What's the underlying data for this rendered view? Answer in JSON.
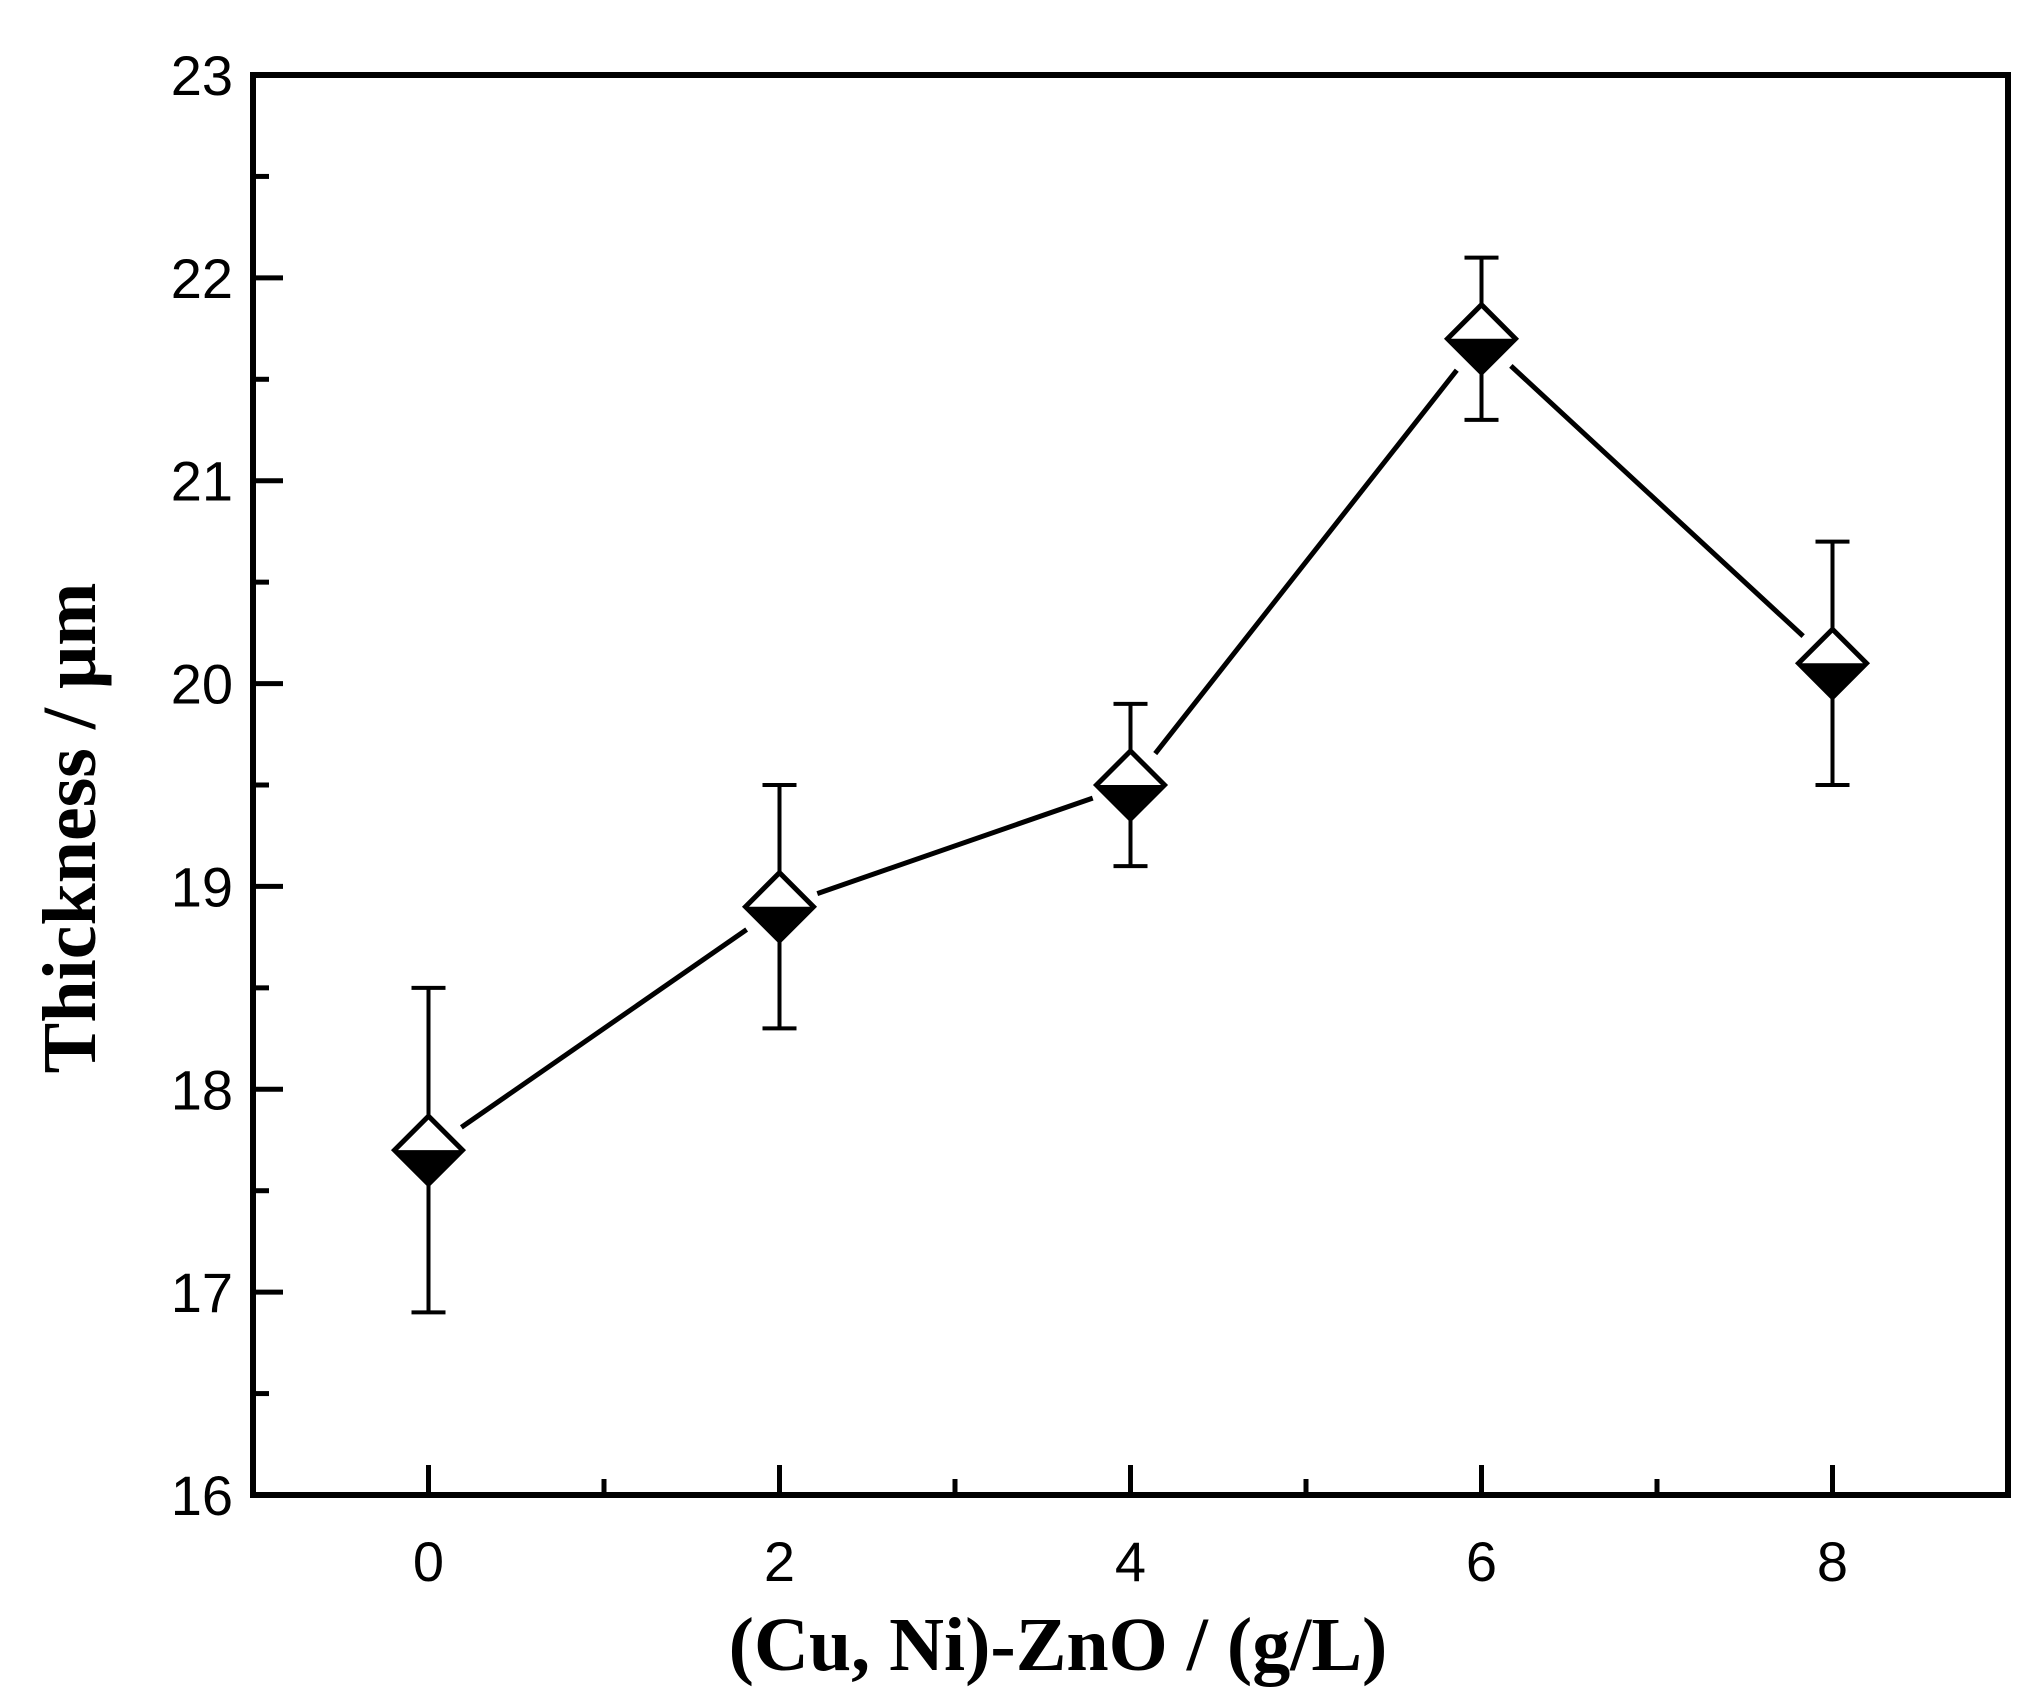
{
  "chart_data": {
    "type": "scatter",
    "title": "",
    "xlabel": "(Cu, Ni)-ZnO / (g/L)",
    "ylabel": "Thickness / μm",
    "xlim": [
      -1,
      9
    ],
    "ylim": [
      16,
      23
    ],
    "x_ticks": [
      "0",
      "2",
      "4",
      "6",
      "8"
    ],
    "y_ticks": [
      "16",
      "17",
      "18",
      "19",
      "20",
      "21",
      "22",
      "23"
    ],
    "grid": false,
    "legend": "none",
    "marker": "half-filled-diamond",
    "line_color": "#000000",
    "series": [
      {
        "x": [
          0,
          2,
          4,
          6,
          8
        ],
        "y": [
          17.7,
          18.9,
          19.5,
          21.7,
          20.1
        ],
        "error": [
          0.8,
          0.6,
          0.4,
          0.4,
          0.6
        ]
      }
    ]
  }
}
★ ★ ★ ★ ★
Every record must be copied exactly, with the pictures left out.

→ Output for this exercise:
What's the underlying data for this rendered view? Answer in JSON.
{
  "chart_data": {
    "type": "scatter",
    "title": "",
    "xlabel": "(Cu, Ni)-ZnO / (g/L)",
    "ylabel": "Thickness / μm",
    "xlim": [
      -1,
      9
    ],
    "ylim": [
      16,
      23
    ],
    "x_ticks": [
      "0",
      "2",
      "4",
      "6",
      "8"
    ],
    "y_ticks": [
      "16",
      "17",
      "18",
      "19",
      "20",
      "21",
      "22",
      "23"
    ],
    "grid": false,
    "legend": "none",
    "marker": "half-filled-diamond",
    "line_color": "#000000",
    "series": [
      {
        "x": [
          0,
          2,
          4,
          6,
          8
        ],
        "y": [
          17.7,
          18.9,
          19.5,
          21.7,
          20.1
        ],
        "error": [
          0.8,
          0.6,
          0.4,
          0.4,
          0.6
        ]
      }
    ]
  }
}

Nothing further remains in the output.